> _Exercise materials_
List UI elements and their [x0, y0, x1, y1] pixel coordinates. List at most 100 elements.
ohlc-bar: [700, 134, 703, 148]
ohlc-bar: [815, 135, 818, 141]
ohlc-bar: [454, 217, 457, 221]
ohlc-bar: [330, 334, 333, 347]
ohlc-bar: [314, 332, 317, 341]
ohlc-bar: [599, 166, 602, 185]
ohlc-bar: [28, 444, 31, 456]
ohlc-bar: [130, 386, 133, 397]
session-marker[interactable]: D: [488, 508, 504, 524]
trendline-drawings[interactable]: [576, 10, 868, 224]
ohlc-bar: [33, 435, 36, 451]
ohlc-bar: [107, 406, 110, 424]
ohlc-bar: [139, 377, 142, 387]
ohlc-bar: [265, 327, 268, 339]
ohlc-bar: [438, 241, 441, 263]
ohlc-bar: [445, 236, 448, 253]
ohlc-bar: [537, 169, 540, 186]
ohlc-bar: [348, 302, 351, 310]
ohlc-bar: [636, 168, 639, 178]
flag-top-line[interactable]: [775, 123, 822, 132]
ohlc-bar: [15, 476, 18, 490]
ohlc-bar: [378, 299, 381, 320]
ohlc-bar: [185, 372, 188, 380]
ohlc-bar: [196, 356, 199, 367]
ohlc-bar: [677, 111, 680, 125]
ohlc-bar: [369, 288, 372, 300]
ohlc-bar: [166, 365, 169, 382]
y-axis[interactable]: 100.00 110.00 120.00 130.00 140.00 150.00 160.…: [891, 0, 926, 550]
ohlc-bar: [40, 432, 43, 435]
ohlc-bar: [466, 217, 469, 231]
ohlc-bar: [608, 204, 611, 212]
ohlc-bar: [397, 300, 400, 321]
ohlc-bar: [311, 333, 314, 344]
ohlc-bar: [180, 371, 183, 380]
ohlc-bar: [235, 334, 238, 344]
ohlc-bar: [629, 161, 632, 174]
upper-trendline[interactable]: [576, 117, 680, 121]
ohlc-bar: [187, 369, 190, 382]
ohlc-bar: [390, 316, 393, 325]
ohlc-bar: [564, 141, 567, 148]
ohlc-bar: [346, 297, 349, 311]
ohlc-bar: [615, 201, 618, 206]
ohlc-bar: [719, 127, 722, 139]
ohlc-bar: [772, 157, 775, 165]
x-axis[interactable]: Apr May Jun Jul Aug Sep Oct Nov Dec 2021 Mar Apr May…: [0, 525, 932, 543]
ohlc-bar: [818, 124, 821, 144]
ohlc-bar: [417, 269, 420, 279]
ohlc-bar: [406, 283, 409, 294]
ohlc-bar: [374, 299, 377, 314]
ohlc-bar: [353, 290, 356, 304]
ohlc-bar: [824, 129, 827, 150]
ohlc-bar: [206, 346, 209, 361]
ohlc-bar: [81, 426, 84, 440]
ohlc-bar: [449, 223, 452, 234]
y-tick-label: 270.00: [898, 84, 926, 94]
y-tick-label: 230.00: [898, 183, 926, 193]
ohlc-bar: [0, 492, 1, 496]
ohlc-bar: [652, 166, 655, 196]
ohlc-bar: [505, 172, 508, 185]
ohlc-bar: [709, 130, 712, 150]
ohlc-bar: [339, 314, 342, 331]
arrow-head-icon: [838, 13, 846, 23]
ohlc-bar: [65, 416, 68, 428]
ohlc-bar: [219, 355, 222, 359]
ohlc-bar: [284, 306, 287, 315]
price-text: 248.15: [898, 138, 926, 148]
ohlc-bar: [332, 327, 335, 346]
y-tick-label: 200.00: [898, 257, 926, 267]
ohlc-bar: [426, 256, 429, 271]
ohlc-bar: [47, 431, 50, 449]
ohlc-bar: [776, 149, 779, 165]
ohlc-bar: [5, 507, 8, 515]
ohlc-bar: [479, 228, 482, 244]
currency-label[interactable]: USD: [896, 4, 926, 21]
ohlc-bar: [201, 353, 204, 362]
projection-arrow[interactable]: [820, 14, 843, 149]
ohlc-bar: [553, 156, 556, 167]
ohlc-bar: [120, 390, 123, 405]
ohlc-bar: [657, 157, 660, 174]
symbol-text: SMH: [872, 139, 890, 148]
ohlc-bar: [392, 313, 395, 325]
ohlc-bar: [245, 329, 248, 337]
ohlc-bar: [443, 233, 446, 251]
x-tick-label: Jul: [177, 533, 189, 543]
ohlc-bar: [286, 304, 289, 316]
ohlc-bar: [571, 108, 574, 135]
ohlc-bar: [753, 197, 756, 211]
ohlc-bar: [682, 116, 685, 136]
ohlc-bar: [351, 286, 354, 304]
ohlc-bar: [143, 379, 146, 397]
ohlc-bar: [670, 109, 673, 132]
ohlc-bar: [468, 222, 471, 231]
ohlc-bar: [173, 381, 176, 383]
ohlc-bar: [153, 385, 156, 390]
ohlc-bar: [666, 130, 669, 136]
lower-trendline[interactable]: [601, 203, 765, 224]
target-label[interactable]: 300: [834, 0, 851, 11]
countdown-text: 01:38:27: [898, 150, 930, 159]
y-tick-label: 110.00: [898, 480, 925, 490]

> _Challenge_
Put the lines of the entries, from the start through the line containing "session-marker[interactable]: D: [488, 508, 504, 524]", inclusive, into a Markdown table with two columns, Row for the row number and Line for the line. Leave out blank lines.

> _Worked answer_
| Row | Line |
|---|---|
| 1 | List UI elements and their [x0, y0, x1, y1] pixel coordinates. List at most 100 elements. |
| 2 | ohlc-bar: [700, 134, 703, 148] |
| 3 | ohlc-bar: [815, 135, 818, 141] |
| 4 | ohlc-bar: [454, 217, 457, 221] |
| 5 | ohlc-bar: [330, 334, 333, 347] |
| 6 | ohlc-bar: [314, 332, 317, 341] |
| 7 | ohlc-bar: [599, 166, 602, 185] |
| 8 | ohlc-bar: [28, 444, 31, 456] |
| 9 | ohlc-bar: [130, 386, 133, 397] |
| 10 | session-marker[interactable]: D: [488, 508, 504, 524] |